-- Task brief --
The entries below are to be repeated exactly as they stand.

== == ==

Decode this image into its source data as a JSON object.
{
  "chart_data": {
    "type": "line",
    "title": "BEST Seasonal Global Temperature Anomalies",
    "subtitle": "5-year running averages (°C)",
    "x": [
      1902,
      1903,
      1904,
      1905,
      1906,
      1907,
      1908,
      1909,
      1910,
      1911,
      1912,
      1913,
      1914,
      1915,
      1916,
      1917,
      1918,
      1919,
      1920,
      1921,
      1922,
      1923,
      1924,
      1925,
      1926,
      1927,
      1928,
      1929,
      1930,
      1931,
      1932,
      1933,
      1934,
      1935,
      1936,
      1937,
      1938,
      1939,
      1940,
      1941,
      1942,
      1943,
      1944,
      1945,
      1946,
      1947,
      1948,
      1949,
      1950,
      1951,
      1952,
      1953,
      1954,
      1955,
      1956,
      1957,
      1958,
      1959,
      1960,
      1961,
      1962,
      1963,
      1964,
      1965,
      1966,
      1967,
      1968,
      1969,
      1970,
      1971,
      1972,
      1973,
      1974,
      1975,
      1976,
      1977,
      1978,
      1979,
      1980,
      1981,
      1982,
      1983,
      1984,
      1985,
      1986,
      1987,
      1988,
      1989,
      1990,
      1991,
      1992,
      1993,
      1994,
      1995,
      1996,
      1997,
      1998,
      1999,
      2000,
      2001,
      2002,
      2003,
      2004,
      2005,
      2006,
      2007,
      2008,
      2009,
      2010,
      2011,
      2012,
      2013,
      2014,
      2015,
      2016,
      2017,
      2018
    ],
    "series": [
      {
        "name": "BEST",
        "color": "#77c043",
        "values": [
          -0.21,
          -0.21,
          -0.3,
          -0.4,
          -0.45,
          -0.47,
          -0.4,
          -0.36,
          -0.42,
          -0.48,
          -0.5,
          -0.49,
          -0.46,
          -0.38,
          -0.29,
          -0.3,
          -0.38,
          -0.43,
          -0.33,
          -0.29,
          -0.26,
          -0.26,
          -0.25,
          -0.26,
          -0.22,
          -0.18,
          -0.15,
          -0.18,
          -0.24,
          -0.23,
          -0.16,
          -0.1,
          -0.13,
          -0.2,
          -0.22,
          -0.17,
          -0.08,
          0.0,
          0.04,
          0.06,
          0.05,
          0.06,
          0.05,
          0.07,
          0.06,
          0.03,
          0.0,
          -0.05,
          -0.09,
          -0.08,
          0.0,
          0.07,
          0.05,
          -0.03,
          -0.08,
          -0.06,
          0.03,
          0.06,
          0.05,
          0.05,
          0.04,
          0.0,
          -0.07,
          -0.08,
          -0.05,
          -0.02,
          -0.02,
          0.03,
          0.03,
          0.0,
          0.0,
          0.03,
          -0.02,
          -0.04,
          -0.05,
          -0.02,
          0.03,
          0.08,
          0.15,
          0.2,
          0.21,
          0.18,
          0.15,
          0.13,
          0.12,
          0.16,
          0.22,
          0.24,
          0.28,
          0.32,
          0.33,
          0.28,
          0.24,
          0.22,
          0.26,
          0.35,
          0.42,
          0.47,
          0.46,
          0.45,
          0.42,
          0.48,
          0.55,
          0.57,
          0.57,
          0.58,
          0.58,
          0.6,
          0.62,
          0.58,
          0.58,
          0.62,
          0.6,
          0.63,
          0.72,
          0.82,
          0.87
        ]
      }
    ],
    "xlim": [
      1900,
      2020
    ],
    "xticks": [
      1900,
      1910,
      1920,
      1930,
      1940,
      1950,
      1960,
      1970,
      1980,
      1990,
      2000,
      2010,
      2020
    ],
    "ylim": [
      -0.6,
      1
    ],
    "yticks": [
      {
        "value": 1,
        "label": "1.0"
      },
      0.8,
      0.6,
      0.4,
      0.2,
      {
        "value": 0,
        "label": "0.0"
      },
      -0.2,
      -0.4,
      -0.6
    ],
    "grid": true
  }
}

== == ==

-- Response to the task --
Decode this image into its source data as a JSON object.
{
  "chart_data": {
    "type": "line",
    "title": "BEST Seasonal Global Temperature Anomalies",
    "subtitle": "5-year running averages (°C)",
    "x": [
      1902,
      1903,
      1904,
      1905,
      1906,
      1907,
      1908,
      1909,
      1910,
      1911,
      1912,
      1913,
      1914,
      1915,
      1916,
      1917,
      1918,
      1919,
      1920,
      1921,
      1922,
      1923,
      1924,
      1925,
      1926,
      1927,
      1928,
      1929,
      1930,
      1931,
      1932,
      1933,
      1934,
      1935,
      1936,
      1937,
      1938,
      1939,
      1940,
      1941,
      1942,
      1943,
      1944,
      1945,
      1946,
      1947,
      1948,
      1949,
      1950,
      1951,
      1952,
      1953,
      1954,
      1955,
      1956,
      1957,
      1958,
      1959,
      1960,
      1961,
      1962,
      1963,
      1964,
      1965,
      1966,
      1967,
      1968,
      1969,
      1970,
      1971,
      1972,
      1973,
      1974,
      1975,
      1976,
      1977,
      1978,
      1979,
      1980,
      1981,
      1982,
      1983,
      1984,
      1985,
      1986,
      1987,
      1988,
      1989,
      1990,
      1991,
      1992,
      1993,
      1994,
      1995,
      1996,
      1997,
      1998,
      1999,
      2000,
      2001,
      2002,
      2003,
      2004,
      2005,
      2006,
      2007,
      2008,
      2009,
      2010,
      2011,
      2012,
      2013,
      2014,
      2015,
      2016,
      2017,
      2018
    ],
    "series": [
      {
        "name": "BEST",
        "color": "#77c043",
        "values": [
          -0.21,
          -0.21,
          -0.3,
          -0.4,
          -0.45,
          -0.47,
          -0.4,
          -0.36,
          -0.42,
          -0.48,
          -0.5,
          -0.49,
          -0.46,
          -0.38,
          -0.29,
          -0.3,
          -0.38,
          -0.43,
          -0.33,
          -0.29,
          -0.26,
          -0.26,
          -0.25,
          -0.26,
          -0.22,
          -0.18,
          -0.15,
          -0.18,
          -0.24,
          -0.23,
          -0.16,
          -0.1,
          -0.13,
          -0.2,
          -0.22,
          -0.17,
          -0.08,
          0.0,
          0.04,
          0.06,
          0.05,
          0.06,
          0.05,
          0.07,
          0.06,
          0.03,
          0.0,
          -0.05,
          -0.09,
          -0.08,
          0.0,
          0.07,
          0.05,
          -0.03,
          -0.08,
          -0.06,
          0.03,
          0.06,
          0.05,
          0.05,
          0.04,
          0.0,
          -0.07,
          -0.08,
          -0.05,
          -0.02,
          -0.02,
          0.03,
          0.03,
          0.0,
          0.0,
          0.03,
          -0.02,
          -0.04,
          -0.05,
          -0.02,
          0.03,
          0.08,
          0.15,
          0.2,
          0.21,
          0.18,
          0.15,
          0.13,
          0.12,
          0.16,
          0.22,
          0.24,
          0.28,
          0.32,
          0.33,
          0.28,
          0.24,
          0.22,
          0.26,
          0.35,
          0.42,
          0.47,
          0.46,
          0.45,
          0.42,
          0.48,
          0.55,
          0.57,
          0.57,
          0.58,
          0.58,
          0.6,
          0.62,
          0.58,
          0.58,
          0.62,
          0.6,
          0.63,
          0.72,
          0.82,
          0.87
        ]
      }
    ],
    "xlim": [
      1900,
      2020
    ],
    "xticks": [
      1900,
      1910,
      1920,
      1930,
      1940,
      1950,
      1960,
      1970,
      1980,
      1990,
      2000,
      2010,
      2020
    ],
    "ylim": [
      -0.6,
      1
    ],
    "yticks": [
      {
        "value": 1,
        "label": "1.0"
      },
      0.8,
      0.6,
      0.4,
      0.2,
      {
        "value": 0,
        "label": "0.0"
      },
      -0.2,
      -0.4,
      -0.6
    ],
    "grid": true
  }
}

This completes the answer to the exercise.